Question

Seven homogeneous bricks, each of length L, are arranged as shown in figure. Each brick is displaced with respect to the one in contact by $L/10$. Find the x coordinate of the center of mass relative to the origin O.

Answer 1

x coordinate of center of mass of 1 = $\frac{L}{2}$

x coordinate of center of mass of 2 = $\frac{L}{2}+\frac{L}{10}$

x coordinate of center of mass of 3 = $\frac{L}{2}+\frac{L}{10}+\frac{L}{10}$

x coordinate of center of mass of 4 = $\frac{L}{2}+\frac{L}{10}+\frac{L}{10}+\frac{L}{10}$

x coordinate of center of mass of 5 = $\frac{L}{2}+\frac{L}{10}+\frac{L}{10}$

x coordinate of center of mass of 6 = $\frac{L}{2}+\frac{L}{10}$

x coordinate of center of mass of 7 = $\frac{L}{2}$

$\therefore$ x coordinate of combined system =$\frac{(m.\frac{L}{2})+(m.\frac{6L}{10})+(m.\frac{7L}{10})+(m.\frac{8L}{10})+(m.\frac{7L}{10})+(m.\frac{6L}{10})+(m.\frac{L}{2})}{m+m+m+m+m+m+m}$

$=\frac{44L}{7\times 10}$

$=\frac{22L}{35}$

Region boundary data:
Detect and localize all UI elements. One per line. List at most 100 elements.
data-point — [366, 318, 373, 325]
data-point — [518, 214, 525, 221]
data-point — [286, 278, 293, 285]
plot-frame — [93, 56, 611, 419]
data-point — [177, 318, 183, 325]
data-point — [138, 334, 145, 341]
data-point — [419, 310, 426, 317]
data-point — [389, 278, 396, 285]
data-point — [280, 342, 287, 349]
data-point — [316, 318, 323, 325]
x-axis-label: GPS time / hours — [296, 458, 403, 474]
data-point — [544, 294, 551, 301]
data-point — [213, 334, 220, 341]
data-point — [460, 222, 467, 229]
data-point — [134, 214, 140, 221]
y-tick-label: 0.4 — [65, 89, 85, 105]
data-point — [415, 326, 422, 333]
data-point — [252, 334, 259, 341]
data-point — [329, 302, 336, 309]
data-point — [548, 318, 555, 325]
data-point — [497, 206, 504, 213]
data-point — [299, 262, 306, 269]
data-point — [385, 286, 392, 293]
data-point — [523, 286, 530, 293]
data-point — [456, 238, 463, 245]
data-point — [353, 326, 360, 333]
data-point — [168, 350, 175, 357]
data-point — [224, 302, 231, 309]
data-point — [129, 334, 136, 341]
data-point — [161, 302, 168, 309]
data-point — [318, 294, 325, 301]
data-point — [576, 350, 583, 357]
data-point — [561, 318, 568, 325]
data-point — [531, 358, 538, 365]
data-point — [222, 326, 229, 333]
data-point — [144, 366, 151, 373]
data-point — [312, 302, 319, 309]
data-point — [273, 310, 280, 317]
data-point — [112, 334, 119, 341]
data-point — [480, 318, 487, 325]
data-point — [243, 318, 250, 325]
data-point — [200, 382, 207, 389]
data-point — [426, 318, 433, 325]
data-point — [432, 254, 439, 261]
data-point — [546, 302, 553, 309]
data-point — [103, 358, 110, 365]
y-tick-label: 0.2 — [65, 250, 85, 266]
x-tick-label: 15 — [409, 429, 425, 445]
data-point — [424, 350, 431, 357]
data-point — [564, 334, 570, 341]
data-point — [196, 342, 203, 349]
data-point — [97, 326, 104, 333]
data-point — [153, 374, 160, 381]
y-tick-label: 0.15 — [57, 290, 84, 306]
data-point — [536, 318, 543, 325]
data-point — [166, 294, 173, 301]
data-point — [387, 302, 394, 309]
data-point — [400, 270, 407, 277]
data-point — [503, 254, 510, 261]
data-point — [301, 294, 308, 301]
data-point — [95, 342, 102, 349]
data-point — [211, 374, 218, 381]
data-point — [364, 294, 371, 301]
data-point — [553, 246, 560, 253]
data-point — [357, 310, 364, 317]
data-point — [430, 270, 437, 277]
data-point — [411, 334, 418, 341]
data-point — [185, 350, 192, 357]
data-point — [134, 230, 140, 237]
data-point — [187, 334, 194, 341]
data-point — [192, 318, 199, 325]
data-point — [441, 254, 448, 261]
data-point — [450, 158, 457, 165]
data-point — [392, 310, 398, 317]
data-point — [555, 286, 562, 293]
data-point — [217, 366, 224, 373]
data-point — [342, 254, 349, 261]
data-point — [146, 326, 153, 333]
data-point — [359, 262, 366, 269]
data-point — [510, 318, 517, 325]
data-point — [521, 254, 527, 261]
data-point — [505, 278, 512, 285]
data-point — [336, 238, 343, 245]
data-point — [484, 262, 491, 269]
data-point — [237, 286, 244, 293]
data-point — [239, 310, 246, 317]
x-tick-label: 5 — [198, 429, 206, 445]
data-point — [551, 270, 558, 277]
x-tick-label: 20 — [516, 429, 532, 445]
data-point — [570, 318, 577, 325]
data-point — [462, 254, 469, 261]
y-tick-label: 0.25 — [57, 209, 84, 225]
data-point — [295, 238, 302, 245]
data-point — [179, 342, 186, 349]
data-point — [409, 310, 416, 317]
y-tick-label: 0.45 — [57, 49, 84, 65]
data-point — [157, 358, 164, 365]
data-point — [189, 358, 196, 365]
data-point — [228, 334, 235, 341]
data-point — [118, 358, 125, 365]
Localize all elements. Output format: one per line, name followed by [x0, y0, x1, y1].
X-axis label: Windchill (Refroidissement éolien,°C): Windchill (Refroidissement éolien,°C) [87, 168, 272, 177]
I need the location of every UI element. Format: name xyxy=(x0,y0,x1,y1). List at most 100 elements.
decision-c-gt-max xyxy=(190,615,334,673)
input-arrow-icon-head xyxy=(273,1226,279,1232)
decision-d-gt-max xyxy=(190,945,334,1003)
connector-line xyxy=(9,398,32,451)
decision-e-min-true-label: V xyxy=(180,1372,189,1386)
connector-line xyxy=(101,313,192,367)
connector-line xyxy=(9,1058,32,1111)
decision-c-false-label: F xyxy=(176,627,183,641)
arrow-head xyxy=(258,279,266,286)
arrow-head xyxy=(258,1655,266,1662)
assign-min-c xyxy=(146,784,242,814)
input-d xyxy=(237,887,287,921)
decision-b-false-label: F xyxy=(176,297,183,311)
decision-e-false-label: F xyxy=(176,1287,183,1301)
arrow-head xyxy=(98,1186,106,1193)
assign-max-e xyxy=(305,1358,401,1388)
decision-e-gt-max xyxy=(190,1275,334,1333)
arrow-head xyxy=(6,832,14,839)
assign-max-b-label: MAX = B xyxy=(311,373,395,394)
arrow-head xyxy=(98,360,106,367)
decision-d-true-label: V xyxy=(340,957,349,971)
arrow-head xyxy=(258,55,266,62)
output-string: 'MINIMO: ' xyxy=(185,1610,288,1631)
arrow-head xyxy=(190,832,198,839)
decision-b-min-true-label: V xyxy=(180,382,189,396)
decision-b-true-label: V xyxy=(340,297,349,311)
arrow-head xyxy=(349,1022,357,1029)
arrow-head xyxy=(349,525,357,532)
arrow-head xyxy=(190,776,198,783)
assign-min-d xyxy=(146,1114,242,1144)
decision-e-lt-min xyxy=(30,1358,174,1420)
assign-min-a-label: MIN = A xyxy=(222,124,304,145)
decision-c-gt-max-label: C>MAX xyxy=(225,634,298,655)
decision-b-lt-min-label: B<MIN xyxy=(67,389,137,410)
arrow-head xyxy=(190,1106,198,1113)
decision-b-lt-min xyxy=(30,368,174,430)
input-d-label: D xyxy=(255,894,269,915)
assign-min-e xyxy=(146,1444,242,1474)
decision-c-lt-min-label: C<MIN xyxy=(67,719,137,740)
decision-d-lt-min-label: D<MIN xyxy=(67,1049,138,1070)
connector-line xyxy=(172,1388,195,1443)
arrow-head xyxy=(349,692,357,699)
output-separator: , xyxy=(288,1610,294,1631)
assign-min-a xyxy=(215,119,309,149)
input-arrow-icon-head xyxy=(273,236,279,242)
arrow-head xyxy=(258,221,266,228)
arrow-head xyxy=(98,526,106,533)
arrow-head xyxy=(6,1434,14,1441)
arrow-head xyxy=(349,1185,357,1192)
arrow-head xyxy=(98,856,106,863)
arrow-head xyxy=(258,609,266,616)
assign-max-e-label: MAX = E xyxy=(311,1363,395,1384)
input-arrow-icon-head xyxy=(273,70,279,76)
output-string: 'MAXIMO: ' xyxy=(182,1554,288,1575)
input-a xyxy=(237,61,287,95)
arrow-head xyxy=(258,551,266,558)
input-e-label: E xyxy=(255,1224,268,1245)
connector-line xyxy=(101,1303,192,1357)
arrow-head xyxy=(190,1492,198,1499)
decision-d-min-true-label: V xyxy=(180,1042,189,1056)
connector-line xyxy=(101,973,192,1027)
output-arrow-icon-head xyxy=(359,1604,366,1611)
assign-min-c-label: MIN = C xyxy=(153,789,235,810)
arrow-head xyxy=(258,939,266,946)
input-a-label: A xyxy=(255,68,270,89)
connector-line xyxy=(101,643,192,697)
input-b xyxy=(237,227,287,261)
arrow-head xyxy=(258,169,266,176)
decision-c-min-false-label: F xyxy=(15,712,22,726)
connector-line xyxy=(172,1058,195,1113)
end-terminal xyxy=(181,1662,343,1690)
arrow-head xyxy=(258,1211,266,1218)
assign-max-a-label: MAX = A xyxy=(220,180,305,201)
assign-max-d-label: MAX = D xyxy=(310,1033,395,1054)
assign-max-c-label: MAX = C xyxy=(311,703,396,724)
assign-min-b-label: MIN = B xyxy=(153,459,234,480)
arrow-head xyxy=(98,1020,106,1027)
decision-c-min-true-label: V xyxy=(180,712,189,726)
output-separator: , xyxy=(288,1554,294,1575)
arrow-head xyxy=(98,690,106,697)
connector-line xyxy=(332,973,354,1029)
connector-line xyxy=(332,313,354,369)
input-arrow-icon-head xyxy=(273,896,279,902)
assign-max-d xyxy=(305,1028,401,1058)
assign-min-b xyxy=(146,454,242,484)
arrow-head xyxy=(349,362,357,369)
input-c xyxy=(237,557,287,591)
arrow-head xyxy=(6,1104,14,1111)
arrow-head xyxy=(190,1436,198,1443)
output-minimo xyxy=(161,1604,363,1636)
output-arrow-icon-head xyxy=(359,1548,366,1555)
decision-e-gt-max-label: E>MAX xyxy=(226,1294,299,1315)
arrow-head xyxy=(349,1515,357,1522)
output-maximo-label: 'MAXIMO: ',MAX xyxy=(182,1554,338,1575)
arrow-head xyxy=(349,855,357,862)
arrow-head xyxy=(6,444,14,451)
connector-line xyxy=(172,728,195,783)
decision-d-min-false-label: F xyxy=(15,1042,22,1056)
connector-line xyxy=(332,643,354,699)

■ **EXERCISE REQUIREMENTS**:
In the brick page, give the x coordinate of the center of mass of each brick from 1 through 7, using the fractions in the formula for the combined system.

■ **WRITTEN REPLY**:
Brick 1: L/2
Brick 2: 6L/10
Brick 3: 7L/10
Brick 4: 8L/10
Brick 5: 7L/10
Brick 6: 6L/10
Brick 7: L/2